** Start of AVAILABLE DATA **

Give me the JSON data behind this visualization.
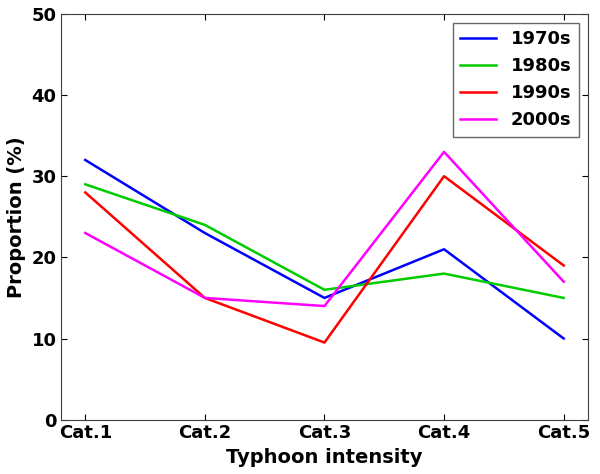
{
  "categories": [
    "Cat.1",
    "Cat.2",
    "Cat.3",
    "Cat.4",
    "Cat.5"
  ],
  "series": {
    "1970s": {
      "values": [
        32,
        23,
        15,
        21,
        10
      ],
      "color": "#0000FF"
    },
    "1980s": {
      "values": [
        29,
        24,
        16,
        18,
        15
      ],
      "color": "#00CC00"
    },
    "1990s": {
      "values": [
        28,
        15,
        9.5,
        30,
        19
      ],
      "color": "#FF0000"
    },
    "2000s": {
      "values": [
        23,
        15,
        14,
        33,
        17
      ],
      "color": "#FF00FF"
    }
  },
  "xlabel": "Typhoon intensity",
  "ylabel": "Proportion (%)",
  "ylim": [
    0,
    50
  ],
  "yticks": [
    0,
    10,
    20,
    30,
    40,
    50
  ],
  "legend_loc": "upper right",
  "legend_order": [
    "1970s",
    "1980s",
    "1990s",
    "2000s"
  ],
  "linewidth": 1.8,
  "figsize": [
    6.0,
    4.74
  ],
  "dpi": 100
}
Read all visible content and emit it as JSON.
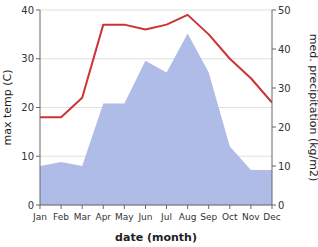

** End of AVAILABLE DATA **

* [TASK OBJECTIVE]
Count the lines that hold the string "JSON", and reply with that number alone.

* [ANSWER TO THE EXERCISE]
2